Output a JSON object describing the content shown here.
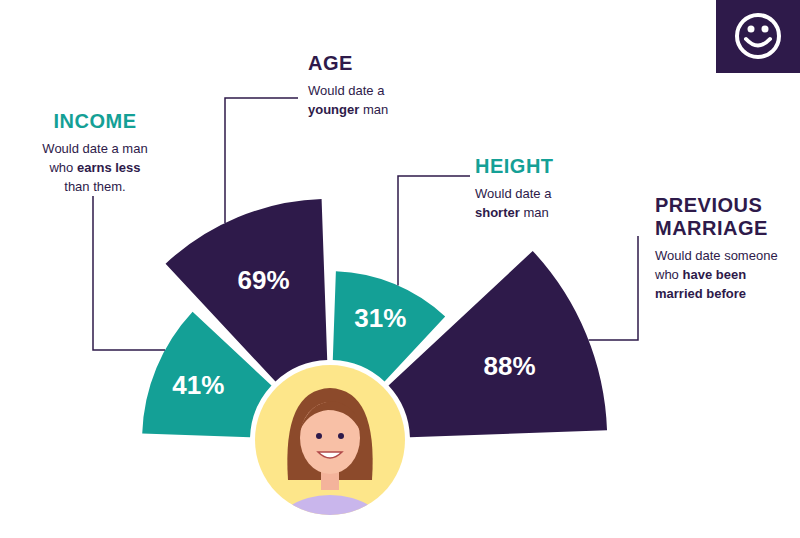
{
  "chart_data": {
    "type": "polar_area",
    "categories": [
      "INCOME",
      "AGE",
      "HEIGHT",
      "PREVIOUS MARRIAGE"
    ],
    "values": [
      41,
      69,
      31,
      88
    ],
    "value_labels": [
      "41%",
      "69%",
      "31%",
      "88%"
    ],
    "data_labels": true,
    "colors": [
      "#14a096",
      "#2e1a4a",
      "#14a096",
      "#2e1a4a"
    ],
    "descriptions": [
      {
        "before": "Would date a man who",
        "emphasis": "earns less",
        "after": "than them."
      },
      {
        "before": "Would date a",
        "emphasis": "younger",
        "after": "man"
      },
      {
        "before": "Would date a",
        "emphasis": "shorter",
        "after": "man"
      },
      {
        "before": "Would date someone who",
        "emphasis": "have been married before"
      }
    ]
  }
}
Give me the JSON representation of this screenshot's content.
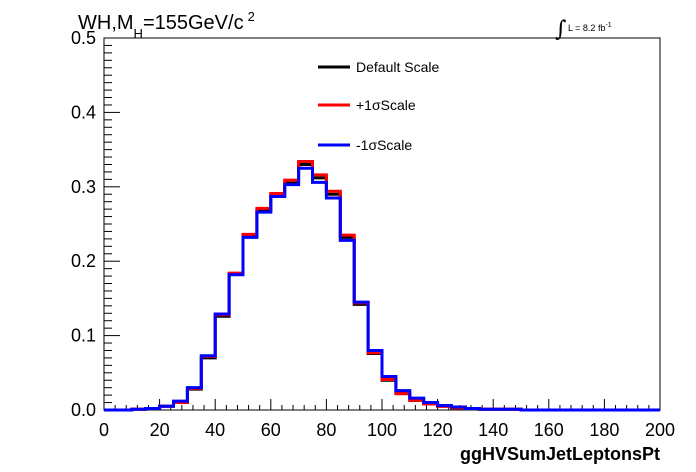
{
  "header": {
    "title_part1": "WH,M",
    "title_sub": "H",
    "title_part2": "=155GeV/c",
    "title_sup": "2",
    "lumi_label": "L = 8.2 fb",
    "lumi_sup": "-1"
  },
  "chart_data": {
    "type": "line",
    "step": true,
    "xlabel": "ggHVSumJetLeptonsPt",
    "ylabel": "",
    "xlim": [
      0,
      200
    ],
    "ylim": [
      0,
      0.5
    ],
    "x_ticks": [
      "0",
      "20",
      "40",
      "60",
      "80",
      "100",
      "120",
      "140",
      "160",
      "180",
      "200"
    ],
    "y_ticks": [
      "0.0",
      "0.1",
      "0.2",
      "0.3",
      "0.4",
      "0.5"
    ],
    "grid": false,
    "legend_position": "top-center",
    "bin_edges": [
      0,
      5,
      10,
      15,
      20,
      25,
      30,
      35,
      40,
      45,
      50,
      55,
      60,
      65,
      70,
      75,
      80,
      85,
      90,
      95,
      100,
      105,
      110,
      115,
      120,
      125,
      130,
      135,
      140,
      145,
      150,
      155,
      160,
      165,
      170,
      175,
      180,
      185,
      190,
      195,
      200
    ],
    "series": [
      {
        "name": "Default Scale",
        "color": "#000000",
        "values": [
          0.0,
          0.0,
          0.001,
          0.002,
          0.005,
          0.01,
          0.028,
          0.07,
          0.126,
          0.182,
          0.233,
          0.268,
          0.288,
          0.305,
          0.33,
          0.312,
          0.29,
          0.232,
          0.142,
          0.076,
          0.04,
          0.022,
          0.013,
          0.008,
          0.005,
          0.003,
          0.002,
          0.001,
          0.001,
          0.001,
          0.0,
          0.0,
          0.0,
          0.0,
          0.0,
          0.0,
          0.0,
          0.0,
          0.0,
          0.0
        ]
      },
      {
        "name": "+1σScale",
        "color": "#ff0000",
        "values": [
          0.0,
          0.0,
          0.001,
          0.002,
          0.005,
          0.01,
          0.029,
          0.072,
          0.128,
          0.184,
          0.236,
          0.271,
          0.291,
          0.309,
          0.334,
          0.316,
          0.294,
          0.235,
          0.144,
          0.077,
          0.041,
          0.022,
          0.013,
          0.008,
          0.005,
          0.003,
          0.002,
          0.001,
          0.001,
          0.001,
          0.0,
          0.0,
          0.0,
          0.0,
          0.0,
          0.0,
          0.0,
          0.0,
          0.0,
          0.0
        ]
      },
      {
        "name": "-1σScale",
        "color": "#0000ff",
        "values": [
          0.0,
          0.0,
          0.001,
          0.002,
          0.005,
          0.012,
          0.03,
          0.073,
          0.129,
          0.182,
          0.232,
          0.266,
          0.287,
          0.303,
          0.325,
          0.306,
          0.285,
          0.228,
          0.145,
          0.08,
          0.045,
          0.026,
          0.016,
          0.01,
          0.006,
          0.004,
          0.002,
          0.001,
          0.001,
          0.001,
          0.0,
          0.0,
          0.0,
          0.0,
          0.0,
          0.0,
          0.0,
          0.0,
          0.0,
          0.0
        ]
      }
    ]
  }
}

━━━━━━━━━━

▸ **Task directions**:
Exactly how many lines of the material contain the word "Would"? Write the number alone.

▸ **Result for this exercise**:
4